Instructions to follow:
Without including any images, repeat the data exactly.

Data listing:
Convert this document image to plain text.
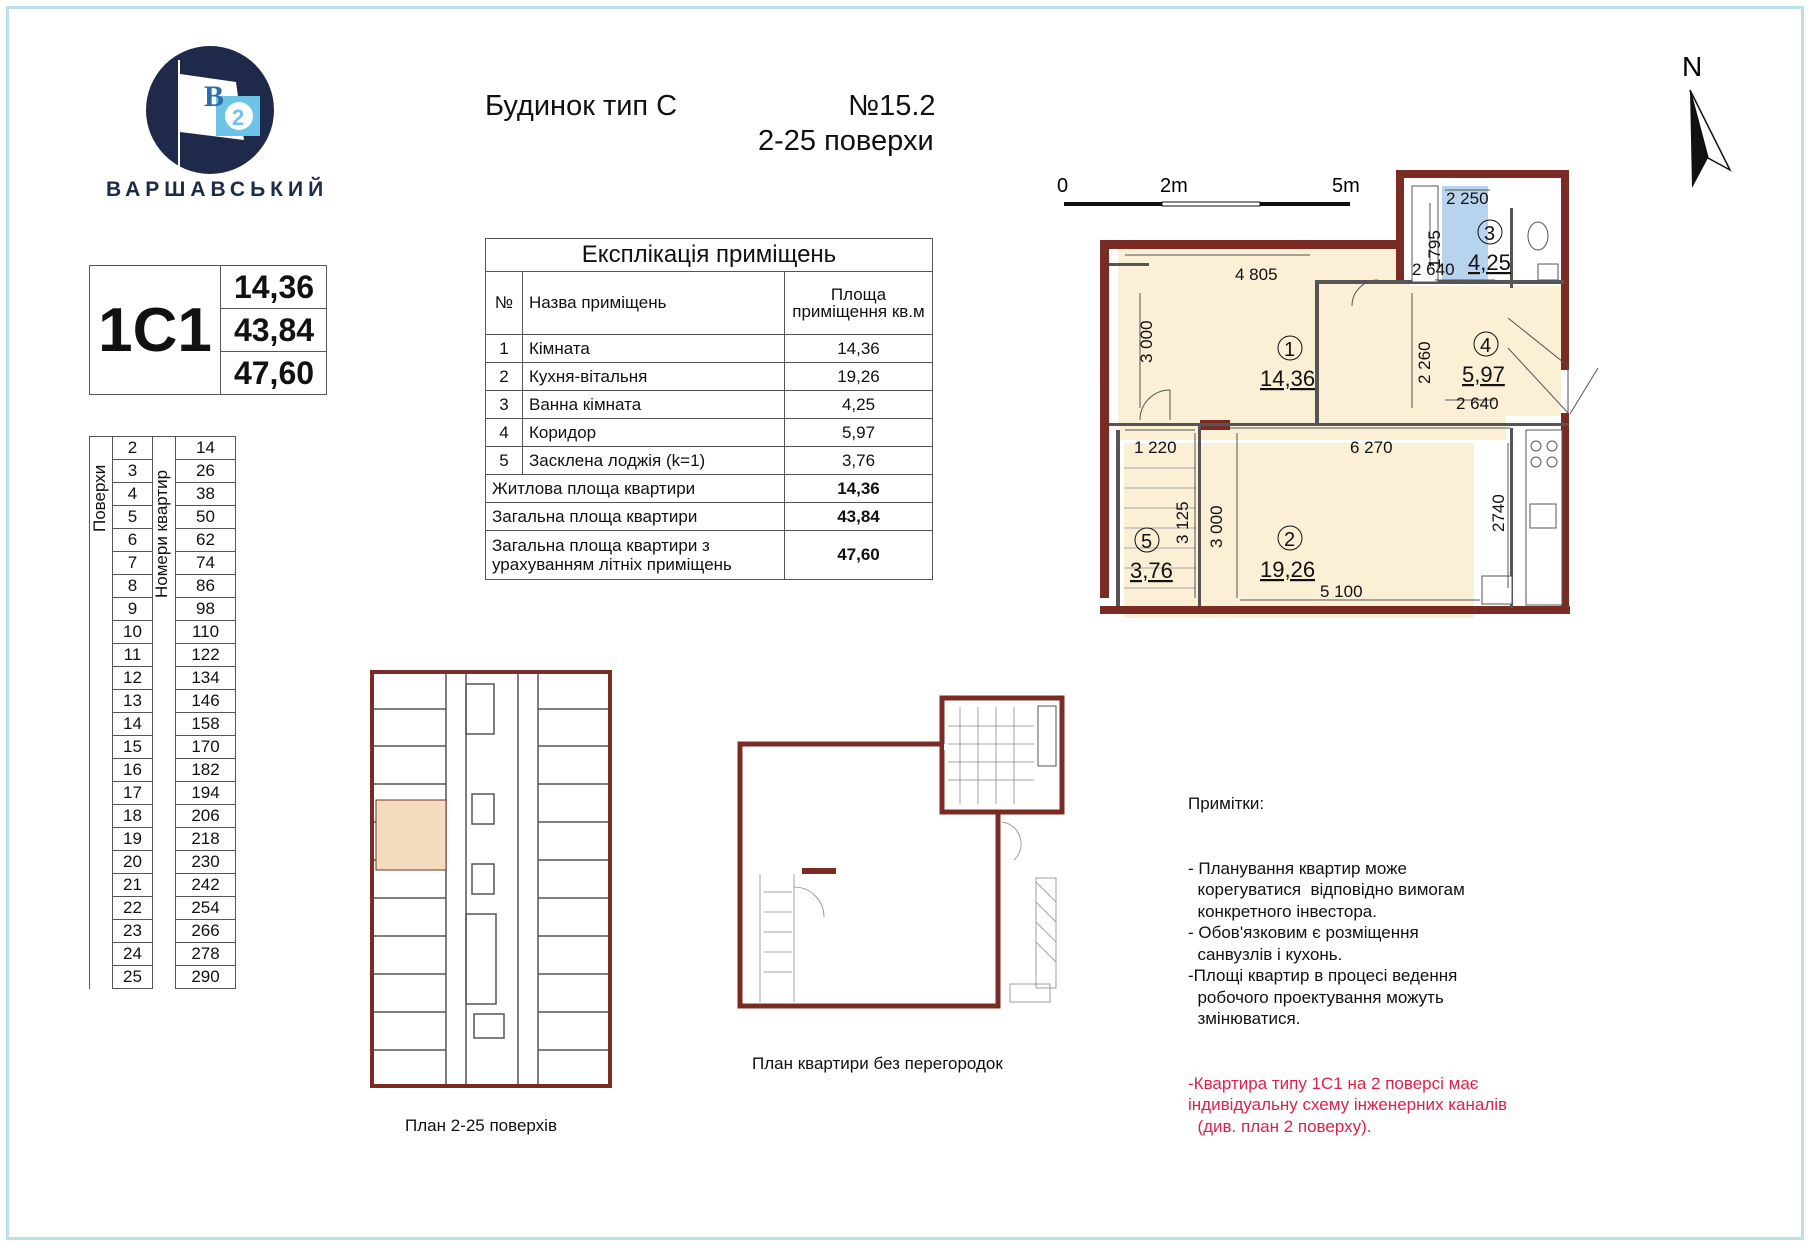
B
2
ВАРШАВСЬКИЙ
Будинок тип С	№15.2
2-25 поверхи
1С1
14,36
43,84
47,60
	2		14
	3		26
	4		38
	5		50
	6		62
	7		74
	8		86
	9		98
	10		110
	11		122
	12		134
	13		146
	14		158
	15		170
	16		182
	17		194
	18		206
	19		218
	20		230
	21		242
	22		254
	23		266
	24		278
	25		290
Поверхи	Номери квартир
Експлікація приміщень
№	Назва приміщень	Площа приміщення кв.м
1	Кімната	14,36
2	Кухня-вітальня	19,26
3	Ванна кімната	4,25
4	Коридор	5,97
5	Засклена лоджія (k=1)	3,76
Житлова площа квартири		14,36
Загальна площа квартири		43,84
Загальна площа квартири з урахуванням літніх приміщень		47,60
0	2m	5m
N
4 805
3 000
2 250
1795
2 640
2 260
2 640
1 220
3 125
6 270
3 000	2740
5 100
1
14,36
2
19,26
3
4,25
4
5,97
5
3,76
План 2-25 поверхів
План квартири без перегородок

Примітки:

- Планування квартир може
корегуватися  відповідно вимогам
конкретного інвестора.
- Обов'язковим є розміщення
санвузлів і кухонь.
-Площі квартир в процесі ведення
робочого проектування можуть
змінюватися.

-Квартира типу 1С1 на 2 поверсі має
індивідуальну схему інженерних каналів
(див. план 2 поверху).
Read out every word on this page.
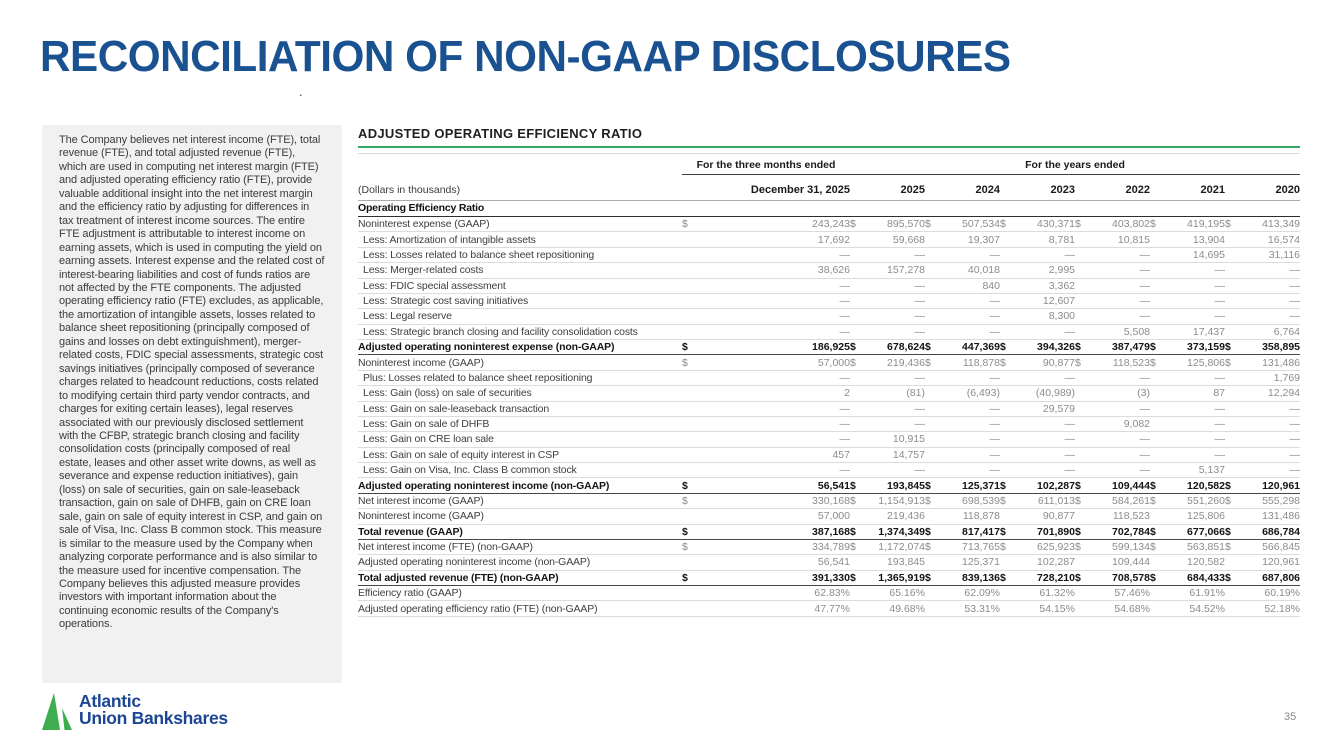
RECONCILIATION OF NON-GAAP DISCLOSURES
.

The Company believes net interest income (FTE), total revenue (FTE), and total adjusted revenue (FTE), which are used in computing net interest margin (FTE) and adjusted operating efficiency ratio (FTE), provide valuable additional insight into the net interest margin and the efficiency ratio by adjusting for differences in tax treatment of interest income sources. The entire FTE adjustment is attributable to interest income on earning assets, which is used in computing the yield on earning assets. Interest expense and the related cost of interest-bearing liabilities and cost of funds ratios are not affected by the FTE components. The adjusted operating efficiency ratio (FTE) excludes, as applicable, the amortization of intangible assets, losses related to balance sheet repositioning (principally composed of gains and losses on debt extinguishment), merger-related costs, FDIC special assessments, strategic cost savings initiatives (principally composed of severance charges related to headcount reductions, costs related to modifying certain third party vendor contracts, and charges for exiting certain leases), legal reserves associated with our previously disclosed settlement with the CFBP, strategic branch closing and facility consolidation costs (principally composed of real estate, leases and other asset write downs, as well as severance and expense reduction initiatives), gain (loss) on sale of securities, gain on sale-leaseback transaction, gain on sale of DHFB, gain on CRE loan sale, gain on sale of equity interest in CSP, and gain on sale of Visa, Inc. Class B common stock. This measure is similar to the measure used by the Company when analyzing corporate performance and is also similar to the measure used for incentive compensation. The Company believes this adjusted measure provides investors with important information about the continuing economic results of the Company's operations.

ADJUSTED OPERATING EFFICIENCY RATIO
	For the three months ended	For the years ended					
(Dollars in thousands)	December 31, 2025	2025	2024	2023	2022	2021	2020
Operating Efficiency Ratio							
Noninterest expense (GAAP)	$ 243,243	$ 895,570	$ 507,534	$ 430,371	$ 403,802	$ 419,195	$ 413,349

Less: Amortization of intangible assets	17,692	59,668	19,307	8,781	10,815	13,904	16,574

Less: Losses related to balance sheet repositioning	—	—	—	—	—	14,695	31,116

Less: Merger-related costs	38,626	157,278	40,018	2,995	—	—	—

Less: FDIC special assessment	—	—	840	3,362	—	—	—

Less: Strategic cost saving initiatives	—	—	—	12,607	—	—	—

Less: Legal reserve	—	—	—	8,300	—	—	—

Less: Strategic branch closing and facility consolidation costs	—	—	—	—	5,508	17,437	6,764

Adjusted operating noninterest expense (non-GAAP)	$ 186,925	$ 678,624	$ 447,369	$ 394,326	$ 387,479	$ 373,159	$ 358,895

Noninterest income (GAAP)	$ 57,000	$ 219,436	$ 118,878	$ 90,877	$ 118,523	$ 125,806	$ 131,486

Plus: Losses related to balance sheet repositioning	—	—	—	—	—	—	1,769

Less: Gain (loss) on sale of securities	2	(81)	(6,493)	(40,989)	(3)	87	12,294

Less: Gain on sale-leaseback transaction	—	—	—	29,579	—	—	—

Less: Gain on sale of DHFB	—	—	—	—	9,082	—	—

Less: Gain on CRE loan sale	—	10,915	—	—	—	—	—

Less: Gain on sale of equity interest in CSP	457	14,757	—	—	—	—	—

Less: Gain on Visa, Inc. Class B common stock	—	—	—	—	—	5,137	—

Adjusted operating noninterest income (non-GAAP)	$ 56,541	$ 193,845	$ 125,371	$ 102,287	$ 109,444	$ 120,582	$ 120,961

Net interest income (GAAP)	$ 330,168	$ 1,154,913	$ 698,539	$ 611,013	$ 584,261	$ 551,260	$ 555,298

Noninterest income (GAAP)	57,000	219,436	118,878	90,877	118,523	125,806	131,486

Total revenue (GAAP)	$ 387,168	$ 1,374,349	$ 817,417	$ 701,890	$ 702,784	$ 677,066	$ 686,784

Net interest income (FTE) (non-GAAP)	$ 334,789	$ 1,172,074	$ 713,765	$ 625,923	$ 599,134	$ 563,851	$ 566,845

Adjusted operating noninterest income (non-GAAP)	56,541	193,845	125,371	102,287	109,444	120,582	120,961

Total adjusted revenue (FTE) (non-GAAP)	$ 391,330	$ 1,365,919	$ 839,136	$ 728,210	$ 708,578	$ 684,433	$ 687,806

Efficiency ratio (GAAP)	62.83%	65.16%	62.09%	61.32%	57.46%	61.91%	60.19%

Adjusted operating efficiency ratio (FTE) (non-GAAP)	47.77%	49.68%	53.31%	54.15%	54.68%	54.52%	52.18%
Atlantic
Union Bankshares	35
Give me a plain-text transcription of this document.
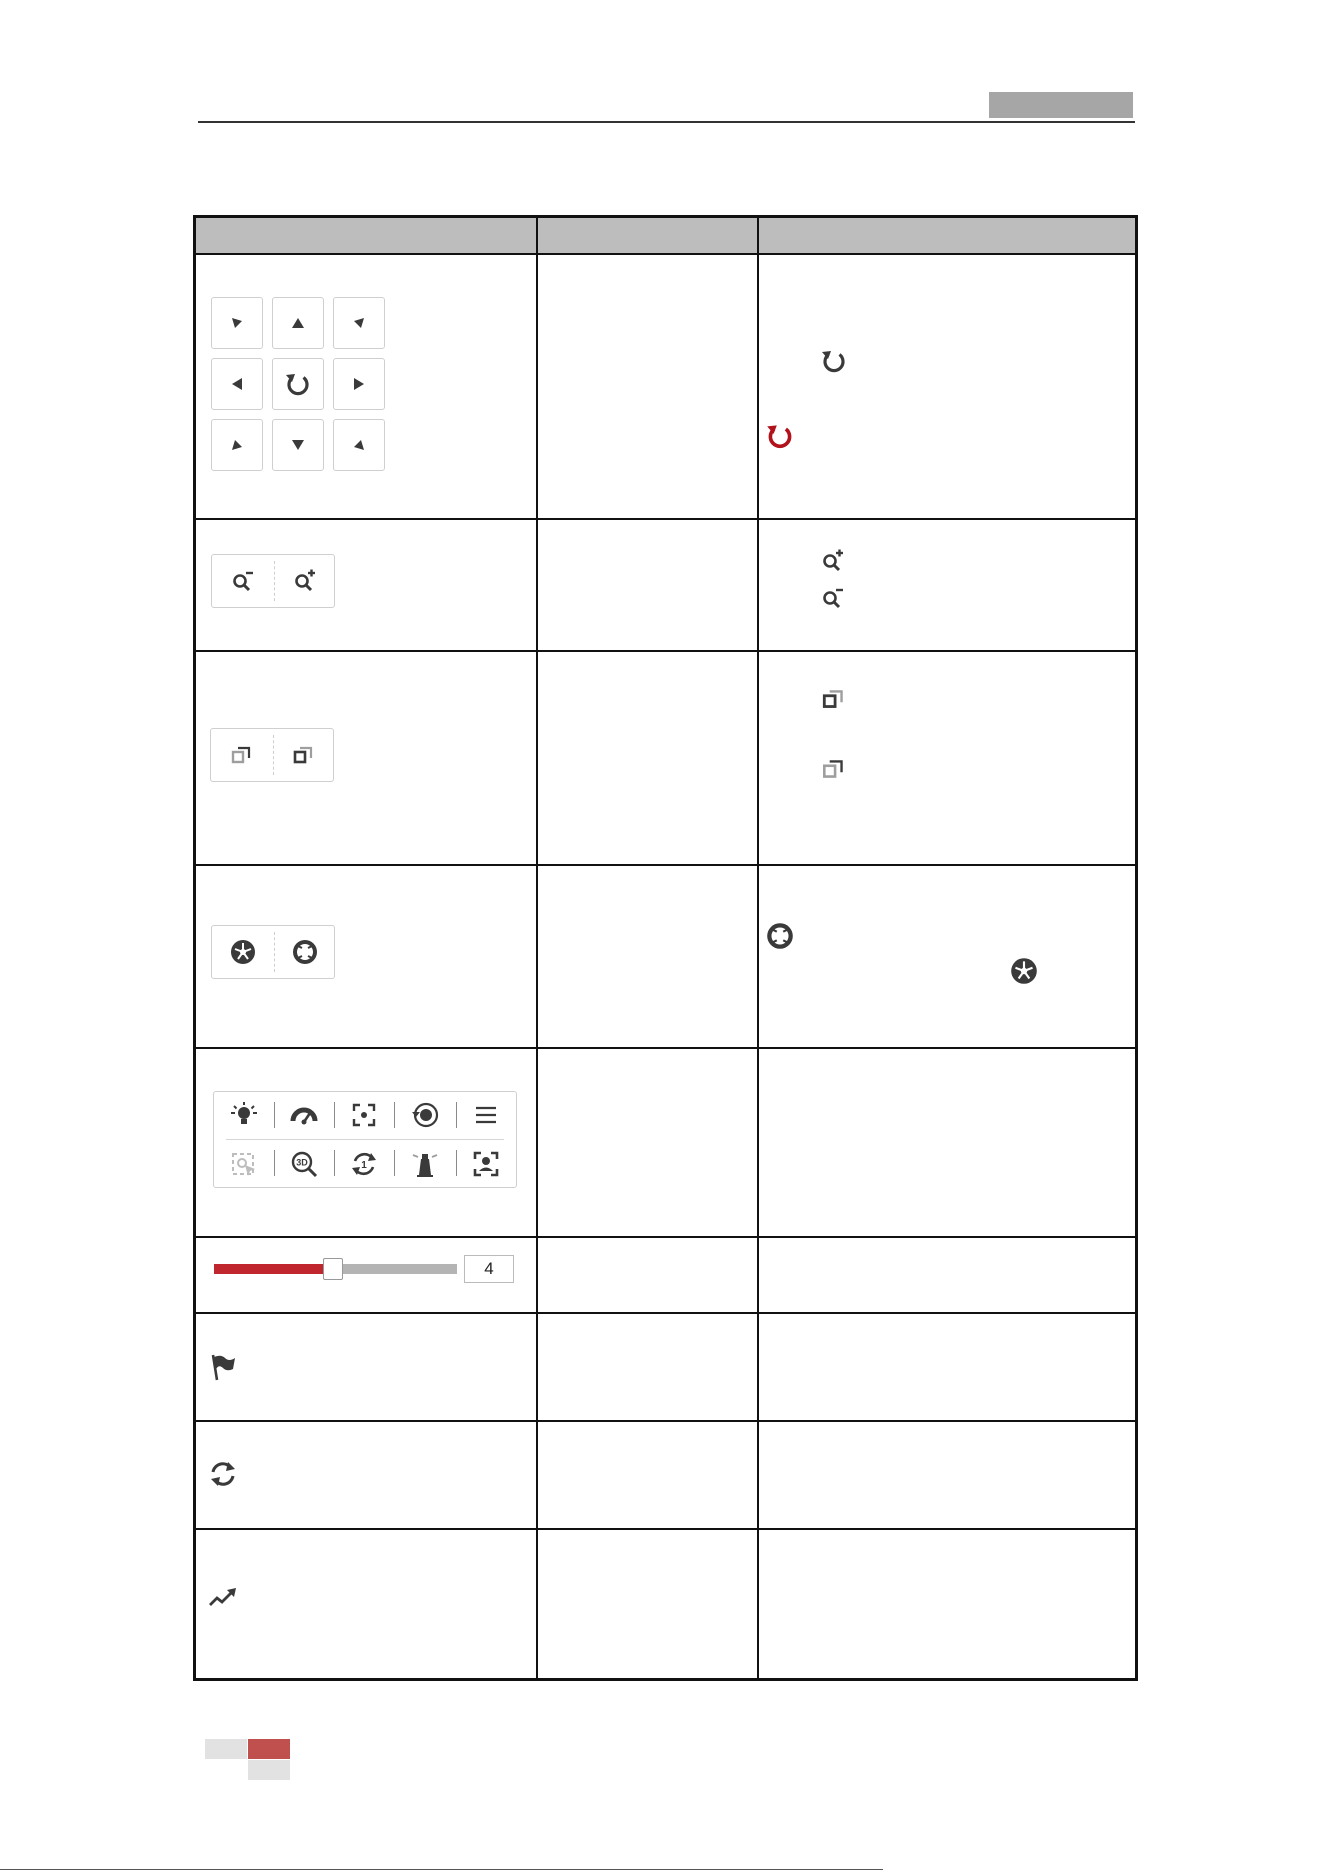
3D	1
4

Task answer:
Convert this document image to plain text.
B
2
ВАРШАВСЬКИЙ
Будинок тип С	№15.2
2-25 поверхи
1С1
14,36
43,84
47,60
	2		14
	3		26
	4		38
	5		50
	6		62
	7		74
	8		86
	9		98
	10		110
	11		122
	12		134
	13		146
	14		158
	15		170
	16		182
	17		194
	18		206
	19		218
	20		230
	21		242
	22		254
	23		266
	24		278
	25		290
Поверхи	Номери квартир
Експлікація приміщень
№	Назва приміщень	Площа приміщення кв.м
1	Кімната	14,36
2	Кухня-вітальня	19,26
3	Ванна кімната	4,25
4	Коридор	5,97
5	Засклена лоджія (k=1)	3,76
Житлова площа квартири		14,36
Загальна площа квартири		43,84
Загальна площа квартири з урахуванням літніх приміщень		47,60
0	2m	5m
N
4 805
3 000
2 250
1795
2 640
2 260
2 640
1 220
3 125
6 270
3 000	2740
5 100
1
14,36
2
19,26
3
4,25
4
5,97
5
3,76
План 2-25 поверхів
План квартири без перегородок

Примітки:

- Планування квартир може
корегуватися  відповідно вимогам
конкретного інвестора.
- Обов'язковим є розміщення
санвузлів і кухонь.
-Площі квартир в процесі ведення
робочого проектування можуть
змінюватися.

-Квартира типу 1С1 на 2 поверсі має
індивідуальну схему інженерних каналів
(див. план 2 поверху).
Read out every word on this page.
RECONCILIATION OF NON-GAAP DISCLOSURES
.

The Company believes net interest income (FTE), total revenue (FTE), and total adjusted revenue (FTE), which are used in computing net interest margin (FTE) and adjusted operating efficiency ratio (FTE), provide valuable additional insight into the net interest margin and the efficiency ratio by adjusting for differences in tax treatment of interest income sources. The entire FTE adjustment is attributable to interest income on earning assets, which is used in computing the yield on earning assets. Interest expense and the related cost of interest-bearing liabilities and cost of funds ratios are not affected by the FTE components. The adjusted operating efficiency ratio (FTE) excludes, as applicable, the amortization of intangible assets, losses related to balance sheet repositioning (principally composed of gains and losses on debt extinguishment), merger-related costs, FDIC special assessments, strategic cost savings initiatives (principally composed of severance charges related to headcount reductions, costs related to modifying certain third party vendor contracts, and charges for exiting certain leases), legal reserves associated with our previously disclosed settlement with the CFBP, strategic branch closing and facility consolidation costs (principally composed of real estate, leases and other asset write downs, as well as severance and expense reduction initiatives), gain (loss) on sale of securities, gain on sale-leaseback transaction, gain on sale of DHFB, gain on CRE loan sale, gain on sale of equity interest in CSP, and gain on sale of Visa, Inc. Class B common stock. This measure is similar to the measure used by the Company when analyzing corporate performance and is also similar to the measure used for incentive compensation. The Company believes this adjusted measure provides investors with important information about the continuing economic results of the Company's operations.

ADJUSTED OPERATING EFFICIENCY RATIO
	For the three months ended	For the years ended					
(Dollars in thousands)	December 31, 2025	2025	2024	2023	2022	2021	2020
Operating Efficiency Ratio							
Noninterest expense (GAAP)	$ 243,243	$ 895,570	$ 507,534	$ 430,371	$ 403,802	$ 419,195	$ 413,349

Less: Amortization of intangible assets	17,692	59,668	19,307	8,781	10,815	13,904	16,574

Less: Losses related to balance sheet repositioning	—	—	—	—	—	14,695	31,116

Less: Merger-related costs	38,626	157,278	40,018	2,995	—	—	—

Less: FDIC special assessment	—	—	840	3,362	—	—	—

Less: Strategic cost saving initiatives	—	—	—	12,607	—	—	—

Less: Legal reserve	—	—	—	8,300	—	—	—

Less: Strategic branch closing and facility consolidation costs	—	—	—	—	5,508	17,437	6,764

Adjusted operating noninterest expense (non-GAAP)	$ 186,925	$ 678,624	$ 447,369	$ 394,326	$ 387,479	$ 373,159	$ 358,895

Noninterest income (GAAP)	$ 57,000	$ 219,436	$ 118,878	$ 90,877	$ 118,523	$ 125,806	$ 131,486

Plus: Losses related to balance sheet repositioning	—	—	—	—	—	—	1,769

Less: Gain (loss) on sale of securities	2	(81)	(6,493)	(40,989)	(3)	87	12,294

Less: Gain on sale-leaseback transaction	—	—	—	29,579	—	—	—

Less: Gain on sale of DHFB	—	—	—	—	9,082	—	—

Less: Gain on CRE loan sale	—	10,915	—	—	—	—	—

Less: Gain on sale of equity interest in CSP	457	14,757	—	—	—	—	—

Less: Gain on Visa, Inc. Class B common stock	—	—	—	—	—	5,137	—

Adjusted operating noninterest income (non-GAAP)	$ 56,541	$ 193,845	$ 125,371	$ 102,287	$ 109,444	$ 120,582	$ 120,961

Net interest income (GAAP)	$ 330,168	$ 1,154,913	$ 698,539	$ 611,013	$ 584,261	$ 551,260	$ 555,298

Noninterest income (GAAP)	57,000	219,436	118,878	90,877	118,523	125,806	131,486

Total revenue (GAAP)	$ 387,168	$ 1,374,349	$ 817,417	$ 701,890	$ 702,784	$ 677,066	$ 686,784

Net interest income (FTE) (non-GAAP)	$ 334,789	$ 1,172,074	$ 713,765	$ 625,923	$ 599,134	$ 563,851	$ 566,845

Adjusted operating noninterest income (non-GAAP)	56,541	193,845	125,371	102,287	109,444	120,582	120,961

Total adjusted revenue (FTE) (non-GAAP)	$ 391,330	$ 1,365,919	$ 839,136	$ 728,210	$ 708,578	$ 684,433	$ 687,806

Efficiency ratio (GAAP)	62.83%	65.16%	62.09%	61.32%	57.46%	61.91%	60.19%

Adjusted operating efficiency ratio (FTE) (non-GAAP)	47.77%	49.68%	53.31%	54.15%	54.68%	54.52%	52.18%
Atlantic
Union Bankshares	35
Give me a plain-text transcription of this document.
3D	1
4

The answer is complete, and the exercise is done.